■ PROBLEM TO WORK ON ■
Write the data out again, character for character, with no images.

■ DATASET ENTRIES ■
——————

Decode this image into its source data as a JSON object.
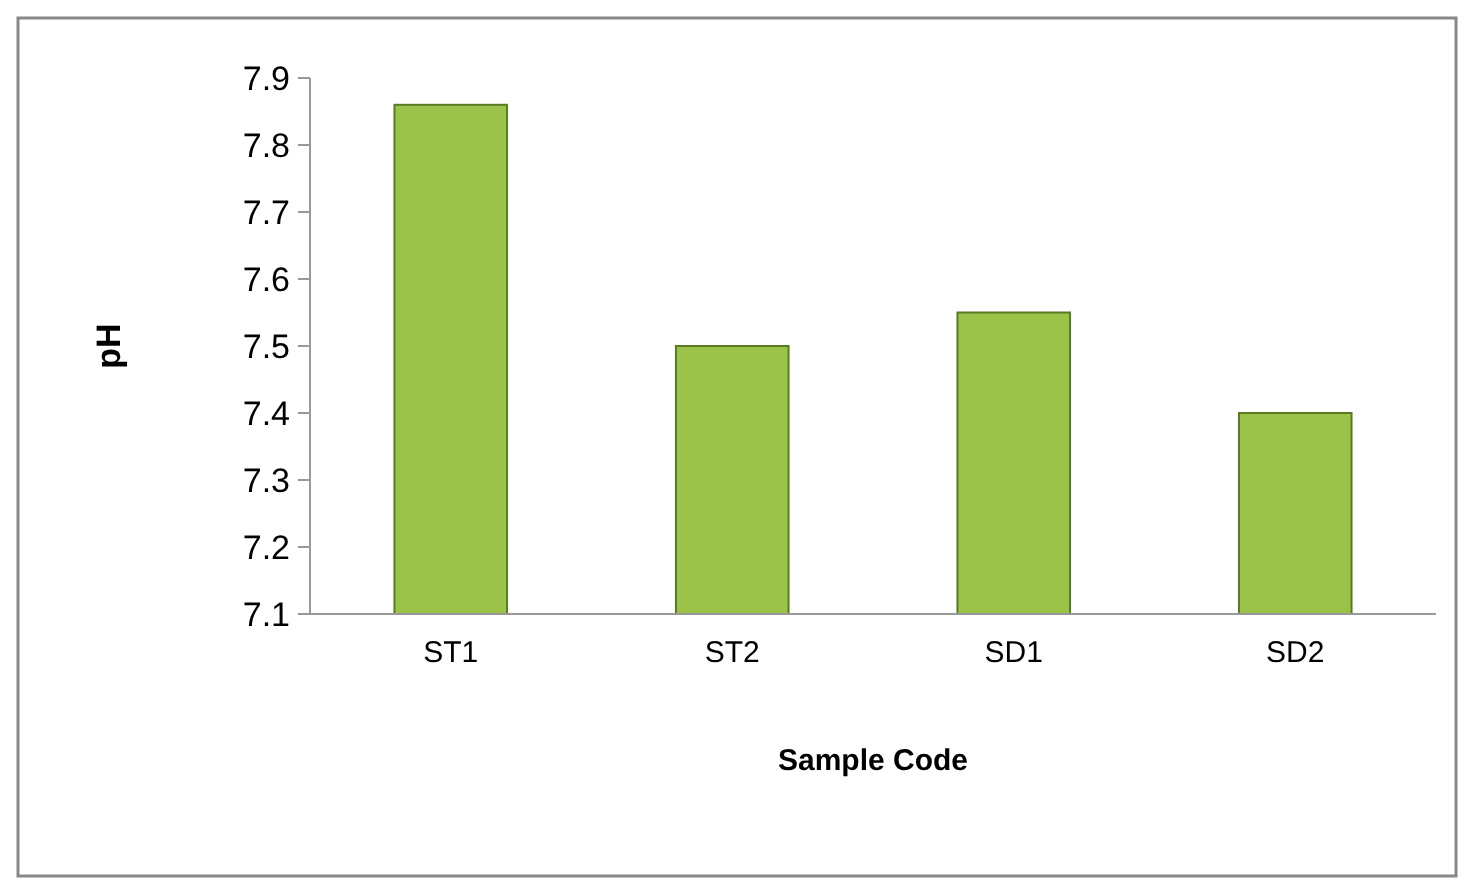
{
  "chart_data": {
    "type": "bar",
    "xlabel": "Sample Code",
    "ylabel": "pH",
    "categories": [
      "ST1",
      "ST2",
      "SD1",
      "SD2"
    ],
    "values": [
      7.86,
      7.5,
      7.55,
      7.4
    ],
    "color": "#9bc34a",
    "ylim": [
      7.1,
      7.9
    ],
    "yticks": [
      7.1,
      7.2,
      7.3,
      7.4,
      7.5,
      7.6,
      7.7,
      7.8,
      7.9
    ],
    "grid": false
  }
}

——————

■ SOLUTION TO THE PROBLEM ■
Decode this image into its source data as a JSON object.
{
  "chart_data": {
    "type": "bar",
    "xlabel": "Sample Code",
    "ylabel": "pH",
    "categories": [
      "ST1",
      "ST2",
      "SD1",
      "SD2"
    ],
    "values": [
      7.86,
      7.5,
      7.55,
      7.4
    ],
    "color": "#9bc34a",
    "ylim": [
      7.1,
      7.9
    ],
    "yticks": [
      7.1,
      7.2,
      7.3,
      7.4,
      7.5,
      7.6,
      7.7,
      7.8,
      7.9
    ],
    "grid": false
  }
}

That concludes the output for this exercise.